Skip to content

v2.7

Compare
Choose a tag to compare
@oobabooga oobabooga released this 09 Apr 17:49
· 343 commits to main since this release
14e6bae

Changes

  • Add ExLlamaV3 support (#6832). This is done through a new ExLlamav3_HF loader that uses the same samplers as Transformers and ExLlamav2_HF. Wheels compiled with GitHub Actions are included for both Linux and Windows, eliminating manual installation steps. Note: these wheels require compute capacity of 8 or greater, at least for now.
  • Add a new chat style: Dark (#6817).
  • Set context lengths to at most 8192 by default to prevent OOM errors, and show the model's maximum length in the UI (#6835).

> _Work instruction 1_
In the v2.7 release notes, what is the maximum context length set by default to prevent OOM errors?
> _Work instruction 2_
Repeat the v2.7 release notes from "Skip to content" to "style: Dark (#6817).".
> _Work instruction 3_
Pick up the v2.7 release notes after their last line and continue them.
The lines that come next aren't needed.

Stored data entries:

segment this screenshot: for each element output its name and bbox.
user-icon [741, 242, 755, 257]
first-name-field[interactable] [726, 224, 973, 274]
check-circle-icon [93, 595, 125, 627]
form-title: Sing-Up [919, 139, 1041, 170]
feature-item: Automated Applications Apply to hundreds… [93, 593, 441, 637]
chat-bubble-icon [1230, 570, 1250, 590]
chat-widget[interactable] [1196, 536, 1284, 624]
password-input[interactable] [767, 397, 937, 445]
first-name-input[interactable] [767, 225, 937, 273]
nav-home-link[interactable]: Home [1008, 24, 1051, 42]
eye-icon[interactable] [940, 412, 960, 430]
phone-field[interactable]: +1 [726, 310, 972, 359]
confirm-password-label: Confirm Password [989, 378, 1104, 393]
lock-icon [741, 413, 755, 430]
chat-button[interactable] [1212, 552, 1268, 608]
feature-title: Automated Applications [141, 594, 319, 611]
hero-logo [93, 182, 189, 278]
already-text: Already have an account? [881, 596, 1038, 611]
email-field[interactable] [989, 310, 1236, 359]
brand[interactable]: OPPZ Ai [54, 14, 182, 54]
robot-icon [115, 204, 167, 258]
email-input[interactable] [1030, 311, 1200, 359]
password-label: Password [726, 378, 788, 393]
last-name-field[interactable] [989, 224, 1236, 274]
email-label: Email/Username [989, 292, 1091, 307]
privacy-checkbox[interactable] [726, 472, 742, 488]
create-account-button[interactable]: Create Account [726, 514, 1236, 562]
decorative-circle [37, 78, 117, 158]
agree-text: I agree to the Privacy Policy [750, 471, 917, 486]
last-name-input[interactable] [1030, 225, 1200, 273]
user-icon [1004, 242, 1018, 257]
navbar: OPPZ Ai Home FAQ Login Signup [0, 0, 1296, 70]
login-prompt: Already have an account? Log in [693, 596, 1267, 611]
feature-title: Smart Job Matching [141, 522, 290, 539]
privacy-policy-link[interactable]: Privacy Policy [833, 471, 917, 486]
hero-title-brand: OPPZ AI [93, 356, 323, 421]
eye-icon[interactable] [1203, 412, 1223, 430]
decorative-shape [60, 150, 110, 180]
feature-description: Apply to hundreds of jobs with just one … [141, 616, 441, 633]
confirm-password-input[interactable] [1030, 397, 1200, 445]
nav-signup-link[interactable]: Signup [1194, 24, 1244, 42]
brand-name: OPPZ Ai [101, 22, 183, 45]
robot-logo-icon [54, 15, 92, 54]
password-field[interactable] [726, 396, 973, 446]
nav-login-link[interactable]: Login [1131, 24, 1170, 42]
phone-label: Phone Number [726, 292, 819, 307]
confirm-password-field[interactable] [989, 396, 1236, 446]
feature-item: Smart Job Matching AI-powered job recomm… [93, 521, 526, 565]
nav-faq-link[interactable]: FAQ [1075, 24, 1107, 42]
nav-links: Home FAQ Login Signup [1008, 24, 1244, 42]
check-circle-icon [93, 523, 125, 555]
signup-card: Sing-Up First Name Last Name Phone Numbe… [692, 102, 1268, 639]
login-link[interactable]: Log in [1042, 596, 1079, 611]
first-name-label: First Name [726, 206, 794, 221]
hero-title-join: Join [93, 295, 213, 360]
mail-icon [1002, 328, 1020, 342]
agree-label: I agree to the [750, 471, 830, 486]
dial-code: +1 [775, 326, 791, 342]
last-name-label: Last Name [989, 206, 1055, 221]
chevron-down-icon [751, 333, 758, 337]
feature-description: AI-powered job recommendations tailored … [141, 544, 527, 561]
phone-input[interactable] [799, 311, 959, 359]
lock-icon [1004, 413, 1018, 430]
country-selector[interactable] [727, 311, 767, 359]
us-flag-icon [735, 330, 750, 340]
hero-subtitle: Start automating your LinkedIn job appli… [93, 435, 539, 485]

> _Expected answer 1_
8192

> _Expected answer 2_
Skip to content

v2.7

Compare
Choose a tag to compare
@oobabooga oobabooga released this 09 Apr 17:49
· 343 commits to main since this release
14e6bae

Changes

  • Add ExLlamaV3 support (#6832). This is done through a new ExLlamav3_HF loader that uses the same samplers as Transformers and ExLlamav2_HF. Wheels compiled with GitHub Actions are included for both Linux and Windows, eliminating manual installation steps. Note: these wheels require compute capacity of 8 or greater, at least for now.
  • Add a new chat style: Dark (#6817).

> _Expected answer 3_
🔧 Bug fixes

  • Fix a matplotlib bug in the Google Colab notebook.
  • Fix links in the ngrok extension README (#6826). Thanks @KPCOFGS.

🔄 Backend updates

  • Transformers: Bump to 4.50.
  • CUDA: Bump to 12.4.
  • PyTorch: Bump to 2.6.0.
  • FlashAttention: Bump to v2.7.4.post1.
  • PEFT: Bump to 0.15. This should make axolotl loras compatible with the project.